PROBLEMI E COMPITI:
**A.** Stabilisci se ciascuna affermazione concorda con l'articolo sul documentario dedicato a Christopher Reeve. Rispondi sì o no e cita tra virgolette le parole dell'articolo che lo decidono: (i) il documentario ha due registi; (ii) William Reeve è il figlio maggiore di Christopher Reeve; (iii) Reeve e Robin Williams erano stati compagni di studi alla Julliard School negli anni Ottanta.
**B.** Secondo William Reeve, perché il documentario descritto nell'articolo non è una celebrazione cronologica del padre? Rispondi in una-tre frasi.

ESTRATTO DELLA FONTE:
Super/Man: The Christopher Reeve Story, al Sundance il debutto del documentario sul primo Uomo d’acciaio

Diretto da Ian Bonhote e Peter Ettedgui, è stato presentato a Park City accompagnato dai tre figli dell'attore: "Papà non avrebbe voluto una sua celebrazione cronologica, ma qualcosa di vero e di autentico"

Di THR ROMA

“Papà non avrebbe voluto una sua celebrazione cronologica, ma qualcosa di vero e di autentico, ed è quanto abbiamo qui, una visione olistica di una vita straordinaria”. Lo ha detto William Reeve il più giovane dei tre figli di Christopher Reeve che hanno accompagnato al Sundance Film Festival il debutto mondiale del documentario sul padre, Super/Man: The Christopher Reeve Story firmato da Ian Bonhote e Peter Ettedgui.

Il film non fiction fonde e alterna nel racconto, fra pubblico e privato, il racconto delle due parti della vita del newyorchese Reeve (scomparso nel 2004 a soli 52 anni). Insieme al suo percorso come attore, vicino anche ad amici fraterni come Robin Williams (erano stati compagni di stanza e di studi alla Julliard School negli anni Settanta), fino a diventare una star globale come interprete cinematografico di Superman.

INFORMAZIONI FORNITE:
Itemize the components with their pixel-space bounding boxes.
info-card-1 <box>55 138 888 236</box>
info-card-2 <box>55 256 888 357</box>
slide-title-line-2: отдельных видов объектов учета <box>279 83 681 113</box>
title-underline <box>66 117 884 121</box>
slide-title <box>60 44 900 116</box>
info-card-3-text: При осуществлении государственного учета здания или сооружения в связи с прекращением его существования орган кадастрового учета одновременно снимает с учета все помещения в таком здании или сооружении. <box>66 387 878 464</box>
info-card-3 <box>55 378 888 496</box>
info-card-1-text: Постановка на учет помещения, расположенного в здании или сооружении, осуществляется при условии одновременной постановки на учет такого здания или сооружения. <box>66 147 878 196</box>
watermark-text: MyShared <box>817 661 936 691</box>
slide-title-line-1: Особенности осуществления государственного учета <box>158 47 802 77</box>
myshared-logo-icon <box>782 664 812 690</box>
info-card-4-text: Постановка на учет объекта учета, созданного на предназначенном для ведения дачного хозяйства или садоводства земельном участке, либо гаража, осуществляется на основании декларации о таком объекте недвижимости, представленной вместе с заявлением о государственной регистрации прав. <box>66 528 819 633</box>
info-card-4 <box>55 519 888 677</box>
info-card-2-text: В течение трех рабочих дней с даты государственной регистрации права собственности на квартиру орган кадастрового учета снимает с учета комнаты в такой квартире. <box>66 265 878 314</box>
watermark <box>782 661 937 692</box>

RISPOSTE PER COMPITO:
**A.**
(i) Sì: "Diretto da Ian Bonhote e Peter Ettedgui".
(ii) No: "il più giovane dei tre figli di Christopher Reeve".
(iii) No: "erano stati compagni di stanza e di studi alla Julliard School negli anni Settanta".

**B.** Il padre non avrebbe voluto una celebrazione cronologica, ma qualcosa di vero e di autentico. Secondo William Reeve, il documentario offre proprio questo: una visione olistica di una vita straordinaria.